== The data ==
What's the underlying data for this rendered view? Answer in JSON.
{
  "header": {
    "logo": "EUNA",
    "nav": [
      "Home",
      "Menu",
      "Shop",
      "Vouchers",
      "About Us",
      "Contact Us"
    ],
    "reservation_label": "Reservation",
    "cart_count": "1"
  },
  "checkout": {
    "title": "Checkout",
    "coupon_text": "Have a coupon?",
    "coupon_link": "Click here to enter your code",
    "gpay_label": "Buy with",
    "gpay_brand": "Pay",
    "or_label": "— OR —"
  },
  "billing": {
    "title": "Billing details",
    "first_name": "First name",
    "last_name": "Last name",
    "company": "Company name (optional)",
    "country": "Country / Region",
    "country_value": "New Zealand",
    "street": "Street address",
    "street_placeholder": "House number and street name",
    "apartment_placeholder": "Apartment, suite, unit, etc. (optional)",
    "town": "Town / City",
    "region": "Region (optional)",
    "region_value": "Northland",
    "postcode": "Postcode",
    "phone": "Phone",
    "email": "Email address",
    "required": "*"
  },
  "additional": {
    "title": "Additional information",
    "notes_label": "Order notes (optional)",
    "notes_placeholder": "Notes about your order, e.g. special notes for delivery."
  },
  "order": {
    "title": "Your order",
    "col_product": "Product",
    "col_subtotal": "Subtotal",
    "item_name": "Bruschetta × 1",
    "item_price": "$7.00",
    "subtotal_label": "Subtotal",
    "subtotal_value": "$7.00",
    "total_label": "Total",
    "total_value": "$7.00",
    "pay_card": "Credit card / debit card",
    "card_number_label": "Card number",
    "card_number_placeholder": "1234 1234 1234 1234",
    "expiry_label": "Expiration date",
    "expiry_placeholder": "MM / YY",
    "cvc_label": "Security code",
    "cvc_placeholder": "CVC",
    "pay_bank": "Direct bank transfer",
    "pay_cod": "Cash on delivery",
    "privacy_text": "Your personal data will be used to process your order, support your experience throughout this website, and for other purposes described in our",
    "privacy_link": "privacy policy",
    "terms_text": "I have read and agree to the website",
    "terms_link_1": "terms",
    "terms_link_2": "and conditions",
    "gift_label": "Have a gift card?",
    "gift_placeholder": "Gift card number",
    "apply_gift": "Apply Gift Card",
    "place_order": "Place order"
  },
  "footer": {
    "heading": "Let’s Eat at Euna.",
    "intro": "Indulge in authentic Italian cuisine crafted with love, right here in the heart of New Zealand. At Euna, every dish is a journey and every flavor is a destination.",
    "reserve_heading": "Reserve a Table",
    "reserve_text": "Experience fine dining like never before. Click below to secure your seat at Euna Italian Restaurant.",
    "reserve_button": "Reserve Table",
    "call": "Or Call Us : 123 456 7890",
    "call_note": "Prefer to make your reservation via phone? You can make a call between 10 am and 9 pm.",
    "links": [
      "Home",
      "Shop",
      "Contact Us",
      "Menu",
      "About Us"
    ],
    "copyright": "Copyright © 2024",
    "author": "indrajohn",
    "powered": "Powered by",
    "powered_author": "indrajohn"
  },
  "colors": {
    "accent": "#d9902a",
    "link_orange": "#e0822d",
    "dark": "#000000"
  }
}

== Task to carry out ==
The lines to collect are those holding the string "optional"; copy them all.

== Solution to the exercise ==
    "company": "Company name (optional)",
    "apartment_placeholder": "Apartment, suite, unit, etc. (optional)",
    "region": "Region (optional)",
    "notes_label": "Order notes (optional)",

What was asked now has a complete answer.